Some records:
━━━━━━━━━━━━━━━━
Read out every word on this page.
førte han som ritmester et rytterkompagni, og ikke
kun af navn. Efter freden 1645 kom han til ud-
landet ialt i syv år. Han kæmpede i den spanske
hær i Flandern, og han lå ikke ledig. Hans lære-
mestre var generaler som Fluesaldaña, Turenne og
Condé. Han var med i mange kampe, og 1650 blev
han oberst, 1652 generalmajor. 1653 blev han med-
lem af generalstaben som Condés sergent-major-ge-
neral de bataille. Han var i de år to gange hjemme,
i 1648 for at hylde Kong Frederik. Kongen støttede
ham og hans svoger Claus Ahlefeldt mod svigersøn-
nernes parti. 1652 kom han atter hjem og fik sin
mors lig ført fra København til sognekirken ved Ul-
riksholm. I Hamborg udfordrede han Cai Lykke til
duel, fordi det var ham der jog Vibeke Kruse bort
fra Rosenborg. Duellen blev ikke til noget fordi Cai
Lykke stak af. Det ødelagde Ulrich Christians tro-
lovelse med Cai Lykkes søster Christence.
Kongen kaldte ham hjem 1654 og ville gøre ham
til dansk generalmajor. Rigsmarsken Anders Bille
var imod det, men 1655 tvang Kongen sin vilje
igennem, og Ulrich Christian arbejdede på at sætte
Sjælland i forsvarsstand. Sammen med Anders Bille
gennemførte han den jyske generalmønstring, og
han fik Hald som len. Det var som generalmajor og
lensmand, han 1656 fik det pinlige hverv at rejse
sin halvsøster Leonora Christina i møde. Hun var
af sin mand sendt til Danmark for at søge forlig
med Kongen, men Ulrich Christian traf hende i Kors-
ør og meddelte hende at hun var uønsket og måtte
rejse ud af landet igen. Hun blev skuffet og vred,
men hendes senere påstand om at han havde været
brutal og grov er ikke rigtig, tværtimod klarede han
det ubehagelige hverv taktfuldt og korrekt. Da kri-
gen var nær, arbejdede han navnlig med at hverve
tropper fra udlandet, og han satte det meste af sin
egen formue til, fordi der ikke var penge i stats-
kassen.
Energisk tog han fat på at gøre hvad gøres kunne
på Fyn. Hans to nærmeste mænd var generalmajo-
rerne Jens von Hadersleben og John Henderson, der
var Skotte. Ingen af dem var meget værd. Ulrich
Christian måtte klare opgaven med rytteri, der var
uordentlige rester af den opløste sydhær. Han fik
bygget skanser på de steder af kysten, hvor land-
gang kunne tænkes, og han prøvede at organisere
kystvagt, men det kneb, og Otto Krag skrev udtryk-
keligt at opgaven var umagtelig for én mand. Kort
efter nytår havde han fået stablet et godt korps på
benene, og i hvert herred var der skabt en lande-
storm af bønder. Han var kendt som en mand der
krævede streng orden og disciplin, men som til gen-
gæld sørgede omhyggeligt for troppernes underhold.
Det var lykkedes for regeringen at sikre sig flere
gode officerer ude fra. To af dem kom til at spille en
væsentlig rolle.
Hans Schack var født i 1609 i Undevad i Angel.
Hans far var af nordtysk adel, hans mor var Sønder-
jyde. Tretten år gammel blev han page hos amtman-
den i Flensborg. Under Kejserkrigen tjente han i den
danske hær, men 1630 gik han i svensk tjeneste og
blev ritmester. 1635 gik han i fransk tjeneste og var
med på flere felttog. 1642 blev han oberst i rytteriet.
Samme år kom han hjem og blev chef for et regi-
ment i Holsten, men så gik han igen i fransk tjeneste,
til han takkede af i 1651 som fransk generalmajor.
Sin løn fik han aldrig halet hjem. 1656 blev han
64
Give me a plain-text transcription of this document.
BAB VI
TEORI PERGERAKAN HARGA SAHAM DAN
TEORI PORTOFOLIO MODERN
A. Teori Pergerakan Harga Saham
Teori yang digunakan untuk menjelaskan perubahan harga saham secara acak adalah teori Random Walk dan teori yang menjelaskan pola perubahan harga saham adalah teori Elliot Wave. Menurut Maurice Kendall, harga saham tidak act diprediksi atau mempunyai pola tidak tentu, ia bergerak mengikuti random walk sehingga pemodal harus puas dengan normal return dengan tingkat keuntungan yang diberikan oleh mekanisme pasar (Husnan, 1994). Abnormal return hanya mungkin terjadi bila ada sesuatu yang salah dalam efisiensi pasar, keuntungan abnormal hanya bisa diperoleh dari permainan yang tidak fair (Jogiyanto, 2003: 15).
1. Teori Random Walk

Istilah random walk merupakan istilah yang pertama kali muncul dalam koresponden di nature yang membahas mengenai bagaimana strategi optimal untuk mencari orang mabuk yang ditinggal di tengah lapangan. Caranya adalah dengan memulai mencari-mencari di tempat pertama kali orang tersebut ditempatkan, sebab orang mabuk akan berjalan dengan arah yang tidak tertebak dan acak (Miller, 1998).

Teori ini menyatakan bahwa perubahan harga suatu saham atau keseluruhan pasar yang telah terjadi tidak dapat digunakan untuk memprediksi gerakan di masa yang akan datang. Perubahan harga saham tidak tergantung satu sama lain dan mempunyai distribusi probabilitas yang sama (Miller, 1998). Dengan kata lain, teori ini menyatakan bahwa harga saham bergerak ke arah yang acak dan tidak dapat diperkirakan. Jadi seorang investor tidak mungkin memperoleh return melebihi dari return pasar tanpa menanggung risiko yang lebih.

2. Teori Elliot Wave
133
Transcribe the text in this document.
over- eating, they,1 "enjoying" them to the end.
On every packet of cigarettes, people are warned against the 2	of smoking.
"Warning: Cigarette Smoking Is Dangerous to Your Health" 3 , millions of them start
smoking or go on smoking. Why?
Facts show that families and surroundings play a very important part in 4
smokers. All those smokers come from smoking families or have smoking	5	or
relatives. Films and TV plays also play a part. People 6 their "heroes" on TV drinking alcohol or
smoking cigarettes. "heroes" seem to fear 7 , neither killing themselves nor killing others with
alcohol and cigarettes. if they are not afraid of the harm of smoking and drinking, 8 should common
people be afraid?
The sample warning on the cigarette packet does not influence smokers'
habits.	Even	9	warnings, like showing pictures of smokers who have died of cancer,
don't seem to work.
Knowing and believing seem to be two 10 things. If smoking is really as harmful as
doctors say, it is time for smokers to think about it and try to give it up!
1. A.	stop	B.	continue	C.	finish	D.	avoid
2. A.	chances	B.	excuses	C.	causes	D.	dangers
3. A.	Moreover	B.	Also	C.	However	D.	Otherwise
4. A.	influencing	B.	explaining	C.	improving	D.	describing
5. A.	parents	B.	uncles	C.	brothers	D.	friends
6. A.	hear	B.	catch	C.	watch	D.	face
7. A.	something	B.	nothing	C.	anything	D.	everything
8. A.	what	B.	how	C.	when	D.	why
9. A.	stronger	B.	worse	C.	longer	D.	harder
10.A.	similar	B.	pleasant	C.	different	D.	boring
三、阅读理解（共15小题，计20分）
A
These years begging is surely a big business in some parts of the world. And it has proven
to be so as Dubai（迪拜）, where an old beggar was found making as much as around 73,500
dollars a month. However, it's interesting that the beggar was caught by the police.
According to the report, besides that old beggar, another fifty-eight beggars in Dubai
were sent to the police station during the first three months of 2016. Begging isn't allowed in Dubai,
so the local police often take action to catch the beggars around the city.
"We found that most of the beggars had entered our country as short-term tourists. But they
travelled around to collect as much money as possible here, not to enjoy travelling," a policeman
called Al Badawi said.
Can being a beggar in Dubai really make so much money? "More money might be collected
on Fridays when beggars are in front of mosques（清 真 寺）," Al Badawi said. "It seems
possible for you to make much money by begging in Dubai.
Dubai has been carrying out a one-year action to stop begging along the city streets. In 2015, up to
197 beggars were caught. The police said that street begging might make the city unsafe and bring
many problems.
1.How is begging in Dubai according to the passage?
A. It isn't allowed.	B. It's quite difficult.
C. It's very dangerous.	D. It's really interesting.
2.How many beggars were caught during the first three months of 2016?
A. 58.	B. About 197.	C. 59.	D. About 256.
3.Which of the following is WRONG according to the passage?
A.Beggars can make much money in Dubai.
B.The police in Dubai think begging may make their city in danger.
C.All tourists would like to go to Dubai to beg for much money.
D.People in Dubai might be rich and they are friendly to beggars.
━━━━━━━━━━━━━━━━
Find the word "found" in the data and show each line that holds it.

• COMPLETED EXERCISE:
to be so as Dubai（迪拜）, where an old beggar was found making as much as around 73,500
"We found that most of the beggars had entered our country as short-term tourists. But they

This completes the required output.